Everything from the line that holds "Give me a plain-text" through the end of the data below should be output exactly, both ends included.

[Dataset items]
____

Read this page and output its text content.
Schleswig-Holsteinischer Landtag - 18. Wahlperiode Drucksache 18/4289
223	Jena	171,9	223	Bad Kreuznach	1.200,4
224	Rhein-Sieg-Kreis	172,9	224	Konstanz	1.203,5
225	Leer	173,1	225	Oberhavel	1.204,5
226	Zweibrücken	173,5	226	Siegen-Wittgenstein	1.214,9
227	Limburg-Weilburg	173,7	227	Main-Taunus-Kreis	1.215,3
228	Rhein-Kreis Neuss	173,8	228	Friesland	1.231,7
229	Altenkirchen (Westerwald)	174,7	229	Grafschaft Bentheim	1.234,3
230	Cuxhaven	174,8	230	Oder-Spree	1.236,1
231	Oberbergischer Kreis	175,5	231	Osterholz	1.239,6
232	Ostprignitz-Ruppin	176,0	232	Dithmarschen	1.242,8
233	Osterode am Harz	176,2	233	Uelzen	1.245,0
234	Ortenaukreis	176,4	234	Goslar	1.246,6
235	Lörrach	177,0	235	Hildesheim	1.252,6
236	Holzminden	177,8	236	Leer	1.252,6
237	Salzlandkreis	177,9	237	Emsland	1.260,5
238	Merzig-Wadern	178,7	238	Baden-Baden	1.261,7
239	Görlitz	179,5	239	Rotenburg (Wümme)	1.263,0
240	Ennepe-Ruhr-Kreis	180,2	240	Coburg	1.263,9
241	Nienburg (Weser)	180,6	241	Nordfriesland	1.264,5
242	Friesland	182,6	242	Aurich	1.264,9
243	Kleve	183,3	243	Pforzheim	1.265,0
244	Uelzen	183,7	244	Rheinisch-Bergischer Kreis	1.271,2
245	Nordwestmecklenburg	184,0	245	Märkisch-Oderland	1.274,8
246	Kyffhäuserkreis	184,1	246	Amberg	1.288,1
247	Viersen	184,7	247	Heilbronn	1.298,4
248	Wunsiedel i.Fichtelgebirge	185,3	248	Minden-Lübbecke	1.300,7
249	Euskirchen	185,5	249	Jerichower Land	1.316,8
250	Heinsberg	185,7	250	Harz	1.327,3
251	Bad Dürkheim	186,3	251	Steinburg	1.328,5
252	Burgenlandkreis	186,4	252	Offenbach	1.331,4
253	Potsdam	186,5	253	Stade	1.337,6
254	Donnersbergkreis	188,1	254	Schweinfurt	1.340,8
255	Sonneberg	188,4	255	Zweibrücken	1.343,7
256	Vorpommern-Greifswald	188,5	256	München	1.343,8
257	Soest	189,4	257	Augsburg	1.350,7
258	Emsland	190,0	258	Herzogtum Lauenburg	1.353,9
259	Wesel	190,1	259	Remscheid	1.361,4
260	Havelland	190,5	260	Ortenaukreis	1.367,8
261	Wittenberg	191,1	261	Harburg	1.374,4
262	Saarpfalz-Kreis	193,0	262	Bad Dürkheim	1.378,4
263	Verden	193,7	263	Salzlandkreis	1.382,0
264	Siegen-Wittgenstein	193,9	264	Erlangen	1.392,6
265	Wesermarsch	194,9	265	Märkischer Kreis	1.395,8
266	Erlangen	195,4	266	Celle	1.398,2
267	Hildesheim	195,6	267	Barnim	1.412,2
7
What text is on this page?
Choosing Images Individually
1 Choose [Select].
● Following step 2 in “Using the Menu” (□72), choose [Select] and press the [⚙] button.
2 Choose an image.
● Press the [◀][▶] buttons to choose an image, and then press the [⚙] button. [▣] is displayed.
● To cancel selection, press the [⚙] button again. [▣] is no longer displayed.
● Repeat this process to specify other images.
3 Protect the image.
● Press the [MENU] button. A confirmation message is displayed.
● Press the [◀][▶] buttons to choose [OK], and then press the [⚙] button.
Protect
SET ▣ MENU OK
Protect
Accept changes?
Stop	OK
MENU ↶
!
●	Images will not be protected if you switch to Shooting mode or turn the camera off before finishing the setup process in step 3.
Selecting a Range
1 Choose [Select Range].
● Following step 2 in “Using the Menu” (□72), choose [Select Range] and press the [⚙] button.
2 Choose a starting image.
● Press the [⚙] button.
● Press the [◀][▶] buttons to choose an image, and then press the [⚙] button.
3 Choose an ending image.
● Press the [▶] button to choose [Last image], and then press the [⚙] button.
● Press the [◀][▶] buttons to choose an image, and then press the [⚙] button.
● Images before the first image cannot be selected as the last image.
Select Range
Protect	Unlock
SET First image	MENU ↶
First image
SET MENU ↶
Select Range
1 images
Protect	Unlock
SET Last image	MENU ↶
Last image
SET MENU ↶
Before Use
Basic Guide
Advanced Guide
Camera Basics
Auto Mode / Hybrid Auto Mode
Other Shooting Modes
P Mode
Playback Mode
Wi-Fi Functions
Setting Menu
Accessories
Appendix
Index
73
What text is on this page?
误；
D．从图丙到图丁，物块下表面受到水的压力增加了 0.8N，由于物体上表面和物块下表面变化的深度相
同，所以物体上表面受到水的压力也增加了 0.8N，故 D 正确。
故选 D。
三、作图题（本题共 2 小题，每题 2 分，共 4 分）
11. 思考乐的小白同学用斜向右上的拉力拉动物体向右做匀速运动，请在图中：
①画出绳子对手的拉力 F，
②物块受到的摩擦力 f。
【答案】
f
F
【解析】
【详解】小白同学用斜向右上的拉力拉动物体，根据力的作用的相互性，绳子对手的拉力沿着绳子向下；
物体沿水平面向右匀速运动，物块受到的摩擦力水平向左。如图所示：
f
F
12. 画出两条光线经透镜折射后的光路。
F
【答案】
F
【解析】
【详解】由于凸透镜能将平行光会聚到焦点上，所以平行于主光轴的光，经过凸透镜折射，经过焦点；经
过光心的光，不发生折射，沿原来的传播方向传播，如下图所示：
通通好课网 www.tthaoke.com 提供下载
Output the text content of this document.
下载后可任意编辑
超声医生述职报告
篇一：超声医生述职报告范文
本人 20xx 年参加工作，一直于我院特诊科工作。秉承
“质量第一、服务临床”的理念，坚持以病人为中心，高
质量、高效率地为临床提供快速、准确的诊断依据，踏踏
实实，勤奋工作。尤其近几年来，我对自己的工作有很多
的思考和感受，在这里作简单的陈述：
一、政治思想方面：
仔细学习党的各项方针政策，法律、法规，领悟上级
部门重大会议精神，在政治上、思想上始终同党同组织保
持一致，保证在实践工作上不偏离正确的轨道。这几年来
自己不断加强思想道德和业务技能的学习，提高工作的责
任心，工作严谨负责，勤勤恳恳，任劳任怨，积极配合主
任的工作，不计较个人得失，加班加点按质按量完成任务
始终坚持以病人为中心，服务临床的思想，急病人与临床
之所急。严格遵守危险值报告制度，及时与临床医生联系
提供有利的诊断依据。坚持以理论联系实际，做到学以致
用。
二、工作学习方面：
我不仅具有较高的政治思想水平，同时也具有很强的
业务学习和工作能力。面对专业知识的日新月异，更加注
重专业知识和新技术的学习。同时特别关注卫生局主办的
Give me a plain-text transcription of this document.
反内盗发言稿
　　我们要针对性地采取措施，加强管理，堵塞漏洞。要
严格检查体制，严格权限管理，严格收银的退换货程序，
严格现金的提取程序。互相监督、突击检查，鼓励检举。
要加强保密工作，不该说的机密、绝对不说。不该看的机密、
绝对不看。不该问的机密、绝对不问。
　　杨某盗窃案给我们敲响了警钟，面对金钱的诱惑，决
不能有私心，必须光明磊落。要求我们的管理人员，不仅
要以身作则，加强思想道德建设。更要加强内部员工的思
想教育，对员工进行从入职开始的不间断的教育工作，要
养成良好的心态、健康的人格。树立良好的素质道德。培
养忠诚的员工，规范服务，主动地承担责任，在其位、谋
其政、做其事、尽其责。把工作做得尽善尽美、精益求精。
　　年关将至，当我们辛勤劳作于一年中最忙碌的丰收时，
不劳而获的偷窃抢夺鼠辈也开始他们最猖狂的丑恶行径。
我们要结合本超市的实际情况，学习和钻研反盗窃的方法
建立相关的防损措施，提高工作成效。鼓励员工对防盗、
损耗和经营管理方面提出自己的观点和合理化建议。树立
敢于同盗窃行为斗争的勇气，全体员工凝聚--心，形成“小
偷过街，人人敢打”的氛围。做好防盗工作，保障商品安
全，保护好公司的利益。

____

**Result of this task**
Give me a plain-text transcription of this document.
反内盗发言稿
　　我们要针对性地采取措施，加强管理，堵塞漏洞。要
严格检查体制，严格权限管理，严格收银的退换货程序，
严格现金的提取程序。互相监督、突击检查，鼓励检举。
要加强保密工作，不该说的机密、绝对不说。不该看的机密、
绝对不看。不该问的机密、绝对不问。
　　杨某盗窃案给我们敲响了警钟，面对金钱的诱惑，决
不能有私心，必须光明磊落。要求我们的管理人员，不仅
要以身作则，加强思想道德建设。更要加强内部员工的思
想教育，对员工进行从入职开始的不间断的教育工作，要
养成良好的心态、健康的人格。树立良好的素质道德。培
养忠诚的员工，规范服务，主动地承担责任，在其位、谋
其政、做其事、尽其责。把工作做得尽善尽美、精益求精。
　　年关将至，当我们辛勤劳作于一年中最忙碌的丰收时，
不劳而获的偷窃抢夺鼠辈也开始他们最猖狂的丑恶行径。
我们要结合本超市的实际情况，学习和钻研反盗窃的方法
建立相关的防损措施，提高工作成效。鼓励员工对防盗、
损耗和经营管理方面提出自己的观点和合理化建议。树立
敢于同盗窃行为斗争的勇气，全体员工凝聚--心，形成“小
偷过街，人人敢打”的氛围。做好防盗工作，保障商品安
全，保护好公司的利益。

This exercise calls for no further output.